### What is needed
Check every line of the entries that follow, and copy the ones containing "Hills".

(Records from a collection)
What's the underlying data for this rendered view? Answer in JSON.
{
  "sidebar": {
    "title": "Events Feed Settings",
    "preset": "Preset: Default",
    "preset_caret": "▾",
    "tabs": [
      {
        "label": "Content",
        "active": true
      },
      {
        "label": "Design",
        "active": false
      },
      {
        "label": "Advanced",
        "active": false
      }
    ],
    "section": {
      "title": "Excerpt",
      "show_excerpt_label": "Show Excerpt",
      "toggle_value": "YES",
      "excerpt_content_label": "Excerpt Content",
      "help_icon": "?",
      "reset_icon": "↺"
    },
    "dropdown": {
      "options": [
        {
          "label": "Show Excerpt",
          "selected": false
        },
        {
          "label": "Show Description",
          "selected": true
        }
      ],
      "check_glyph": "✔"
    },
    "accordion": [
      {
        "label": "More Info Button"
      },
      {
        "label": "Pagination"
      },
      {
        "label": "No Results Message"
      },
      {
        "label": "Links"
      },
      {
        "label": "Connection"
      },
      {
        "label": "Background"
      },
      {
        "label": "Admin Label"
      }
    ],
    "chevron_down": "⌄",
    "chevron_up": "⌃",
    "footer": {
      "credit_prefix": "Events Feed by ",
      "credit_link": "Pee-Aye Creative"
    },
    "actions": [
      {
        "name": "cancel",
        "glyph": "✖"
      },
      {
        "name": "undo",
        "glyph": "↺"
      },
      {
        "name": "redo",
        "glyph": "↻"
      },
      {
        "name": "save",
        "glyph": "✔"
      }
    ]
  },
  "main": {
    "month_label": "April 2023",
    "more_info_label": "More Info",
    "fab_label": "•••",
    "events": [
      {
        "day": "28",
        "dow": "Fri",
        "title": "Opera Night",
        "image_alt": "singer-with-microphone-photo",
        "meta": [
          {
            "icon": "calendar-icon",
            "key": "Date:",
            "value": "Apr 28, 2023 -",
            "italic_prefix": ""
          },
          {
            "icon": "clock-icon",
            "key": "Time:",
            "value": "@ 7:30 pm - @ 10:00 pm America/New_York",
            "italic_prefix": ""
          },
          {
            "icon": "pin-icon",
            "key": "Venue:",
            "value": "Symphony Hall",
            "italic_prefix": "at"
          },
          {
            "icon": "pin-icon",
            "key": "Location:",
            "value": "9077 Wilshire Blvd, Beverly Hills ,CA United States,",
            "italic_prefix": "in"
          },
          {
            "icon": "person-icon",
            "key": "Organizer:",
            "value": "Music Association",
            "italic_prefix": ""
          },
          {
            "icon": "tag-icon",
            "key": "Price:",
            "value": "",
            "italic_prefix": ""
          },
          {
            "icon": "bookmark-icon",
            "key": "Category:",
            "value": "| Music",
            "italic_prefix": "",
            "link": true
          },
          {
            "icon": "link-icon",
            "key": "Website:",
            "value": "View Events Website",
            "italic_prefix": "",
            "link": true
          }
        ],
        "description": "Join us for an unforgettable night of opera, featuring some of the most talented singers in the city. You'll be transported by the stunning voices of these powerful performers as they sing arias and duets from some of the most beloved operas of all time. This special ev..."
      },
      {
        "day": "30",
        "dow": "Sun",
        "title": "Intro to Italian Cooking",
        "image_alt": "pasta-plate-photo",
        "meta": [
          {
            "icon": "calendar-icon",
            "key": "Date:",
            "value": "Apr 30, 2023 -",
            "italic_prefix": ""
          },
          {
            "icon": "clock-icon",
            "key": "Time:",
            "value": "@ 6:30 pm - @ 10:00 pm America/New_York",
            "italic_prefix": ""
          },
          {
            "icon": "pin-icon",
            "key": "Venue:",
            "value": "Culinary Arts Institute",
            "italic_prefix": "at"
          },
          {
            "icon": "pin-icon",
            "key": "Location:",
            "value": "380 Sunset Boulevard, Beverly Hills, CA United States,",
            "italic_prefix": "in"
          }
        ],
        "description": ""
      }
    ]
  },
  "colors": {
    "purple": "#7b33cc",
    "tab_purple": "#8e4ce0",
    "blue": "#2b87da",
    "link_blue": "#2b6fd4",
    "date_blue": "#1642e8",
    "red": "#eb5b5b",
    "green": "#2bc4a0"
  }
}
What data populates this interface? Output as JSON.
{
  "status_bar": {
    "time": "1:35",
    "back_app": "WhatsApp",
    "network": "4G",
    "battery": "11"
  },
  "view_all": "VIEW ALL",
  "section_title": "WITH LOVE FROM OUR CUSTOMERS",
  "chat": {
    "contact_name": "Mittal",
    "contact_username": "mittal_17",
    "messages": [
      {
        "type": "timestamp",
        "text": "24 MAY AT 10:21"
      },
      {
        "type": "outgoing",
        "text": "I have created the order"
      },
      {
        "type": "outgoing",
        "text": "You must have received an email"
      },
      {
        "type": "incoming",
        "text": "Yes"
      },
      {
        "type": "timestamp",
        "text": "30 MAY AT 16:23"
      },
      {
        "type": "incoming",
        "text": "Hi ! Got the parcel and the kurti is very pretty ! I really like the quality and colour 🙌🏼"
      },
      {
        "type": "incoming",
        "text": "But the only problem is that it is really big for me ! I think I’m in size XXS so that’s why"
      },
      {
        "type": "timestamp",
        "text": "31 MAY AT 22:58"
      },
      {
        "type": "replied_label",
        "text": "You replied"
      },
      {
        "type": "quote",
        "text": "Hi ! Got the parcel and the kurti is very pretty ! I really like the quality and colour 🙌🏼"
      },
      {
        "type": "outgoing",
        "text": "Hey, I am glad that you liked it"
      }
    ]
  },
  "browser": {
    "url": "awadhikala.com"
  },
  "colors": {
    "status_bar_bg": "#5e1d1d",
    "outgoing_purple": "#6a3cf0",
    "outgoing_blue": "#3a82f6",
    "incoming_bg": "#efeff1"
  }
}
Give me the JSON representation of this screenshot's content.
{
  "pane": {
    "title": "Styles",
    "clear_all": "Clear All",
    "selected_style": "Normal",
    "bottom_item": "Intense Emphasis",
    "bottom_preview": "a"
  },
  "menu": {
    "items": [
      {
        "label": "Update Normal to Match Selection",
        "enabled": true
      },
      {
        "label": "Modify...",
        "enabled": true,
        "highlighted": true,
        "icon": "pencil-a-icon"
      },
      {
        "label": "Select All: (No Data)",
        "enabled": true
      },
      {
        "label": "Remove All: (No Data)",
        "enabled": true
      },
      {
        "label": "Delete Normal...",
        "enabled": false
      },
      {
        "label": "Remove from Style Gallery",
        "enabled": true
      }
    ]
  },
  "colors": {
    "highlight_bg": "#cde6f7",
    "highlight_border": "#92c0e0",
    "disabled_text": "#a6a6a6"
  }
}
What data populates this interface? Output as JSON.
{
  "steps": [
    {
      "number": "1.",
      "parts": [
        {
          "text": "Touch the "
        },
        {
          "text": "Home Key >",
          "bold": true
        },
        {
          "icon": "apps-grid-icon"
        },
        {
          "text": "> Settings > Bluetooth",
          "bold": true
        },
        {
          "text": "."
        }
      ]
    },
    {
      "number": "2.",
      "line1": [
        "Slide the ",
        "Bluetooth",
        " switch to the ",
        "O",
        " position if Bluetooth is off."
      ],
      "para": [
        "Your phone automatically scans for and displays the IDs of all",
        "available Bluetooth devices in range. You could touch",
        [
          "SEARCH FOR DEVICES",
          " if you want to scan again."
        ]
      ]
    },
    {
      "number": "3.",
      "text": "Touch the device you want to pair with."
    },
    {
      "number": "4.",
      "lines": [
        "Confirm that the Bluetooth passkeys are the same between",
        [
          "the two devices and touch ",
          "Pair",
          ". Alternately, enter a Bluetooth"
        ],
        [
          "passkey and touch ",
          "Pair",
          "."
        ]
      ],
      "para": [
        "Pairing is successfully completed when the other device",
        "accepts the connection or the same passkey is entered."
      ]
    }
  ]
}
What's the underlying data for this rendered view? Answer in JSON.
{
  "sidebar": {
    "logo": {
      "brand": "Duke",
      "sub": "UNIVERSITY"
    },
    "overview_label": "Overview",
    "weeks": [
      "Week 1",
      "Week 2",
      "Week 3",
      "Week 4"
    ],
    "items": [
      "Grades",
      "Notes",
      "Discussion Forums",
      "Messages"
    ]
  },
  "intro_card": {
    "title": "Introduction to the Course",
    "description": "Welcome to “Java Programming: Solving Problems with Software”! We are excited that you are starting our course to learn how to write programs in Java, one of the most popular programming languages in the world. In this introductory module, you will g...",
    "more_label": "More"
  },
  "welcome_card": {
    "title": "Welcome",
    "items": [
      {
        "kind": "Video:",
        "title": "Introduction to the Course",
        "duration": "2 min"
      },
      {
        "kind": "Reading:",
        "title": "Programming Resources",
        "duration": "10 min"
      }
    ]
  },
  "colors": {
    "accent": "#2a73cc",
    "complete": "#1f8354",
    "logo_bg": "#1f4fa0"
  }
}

### Problem solution
            "value": "9077 Wilshire Blvd, Beverly Hills ,CA United States,",
            "value": "380 Sunset Boulevard, Beverly Hills, CA United States,",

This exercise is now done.